■ Data section ■
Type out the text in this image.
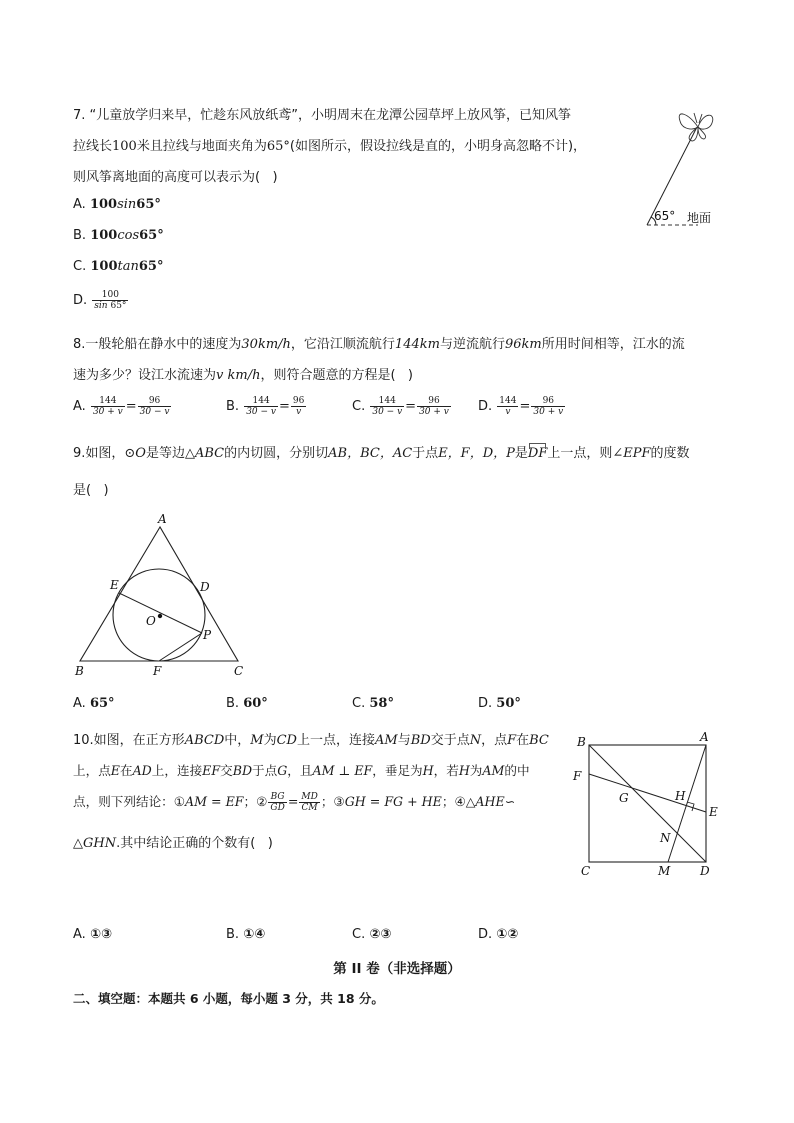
7. “儿童放学归来早，忙趁东风放纸鸢”，小明周末在龙潭公园草坪上放风筝，已知风筝
拉线长100米且拉线与地面夹角为65°(如图所示，假设拉线是直的，小明身高忽略不计)，
则风筝离地面的高度可以表示为(   )
A. 100sin65°
B. 100cos65°
C. 100tan65°
D. $\frac{100}{\sin 65^\circ}$
65° 地面
8.一般轮船在静水中的速度为30km/h，它沿江顺流航行144km与逆流航行96km所用时间相等，江水的流
速为多少？设江水流速为v km/h，则符合题意的方程是(   )
A. $\frac{144}{30 + v} = \frac{96}{30 - v}$	B. $\frac{144}{30 - v} = \frac{96}{v}$	C. $\frac{144}{30 - v} = \frac{96}{30 + v} D$. $\frac{144}{v} = \frac{96}{30 + v}$
9.如图，⊙O是等边△ABC的内切圆，分别切AB，BC，AC于点E，F，D，P是DF上一点，则∠EPF的度数
是(   )
A
B	C
D
E
F
O
P
A. 65°	B. 60°	C. 58°	D. 50°
10.如图，在正方形ABCD中，M为CD上一点，连接AM与BD交于点N，点F在BC
上，点E在AD上，连接EF交BD于点G，且AM ⊥ EF，垂足为H，若H为AM的中
点，则下列结论：①AM = EF；② $\frac{BG}{GD} = \frac{MD}{CM}$ ；③GH = FG + HE；④△AHE∽
△GHN.其中结论正确的个数有(   )
B	A
F
G	H
E
N
C	M D
A. ①③	B. ①④	C. ②③	D. ①②
第 II 卷（非选择题）
二、填空题：本题共 6 小题，每小题 3 分，共 18 分。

■ What you will do ■
Word for word, quote the lines above. Omit the pictures.

■ Solved problem ■
Type out the text in this image.
7. “儿童放学归来早，忙趁东风放纸鸢”，小明周末在龙潭公园草坪上放风筝，已知风筝
拉线长100米且拉线与地面夹角为65°(如图所示，假设拉线是直的，小明身高忽略不计)，
则风筝离地面的高度可以表示为(   )
A. 100sin65°
B. 100cos65°
C. 100tan65°
D. $\frac{100}{\sin 65^\circ}$
65° 地面
8.一般轮船在静水中的速度为30km/h，它沿江顺流航行144km与逆流航行96km所用时间相等，江水的流
速为多少？设江水流速为v km/h，则符合题意的方程是(   )
A. $\frac{144}{30 + v} = \frac{96}{30 - v}$	B. $\frac{144}{30 - v} = \frac{96}{v}$	C. $\frac{144}{30 - v} = \frac{96}{30 + v} D$. $\frac{144}{v} = \frac{96}{30 + v}$
9.如图，⊙O是等边△ABC的内切圆，分别切AB，BC，AC于点E，F，D，P是DF上一点，则∠EPF的度数
是(   )
A
B	C
D
E
F
O
P
A. 65°	B. 60°	C. 58°	D. 50°
10.如图，在正方形ABCD中，M为CD上一点，连接AM与BD交于点N，点F在BC
上，点E在AD上，连接EF交BD于点G，且AM ⊥ EF，垂足为H，若H为AM的中
点，则下列结论：①AM = EF；② $\frac{BG}{GD} = \frac{MD}{CM}$ ；③GH = FG + HE；④△AHE∽
△GHN.其中结论正确的个数有(   )
B	A
F
G	H
E
N
C	M D
A. ①③	B. ①④	C. ②③	D. ①②
第 II 卷（非选择题）
二、填空题：本题共 6 小题，每小题 3 分，共 18 分。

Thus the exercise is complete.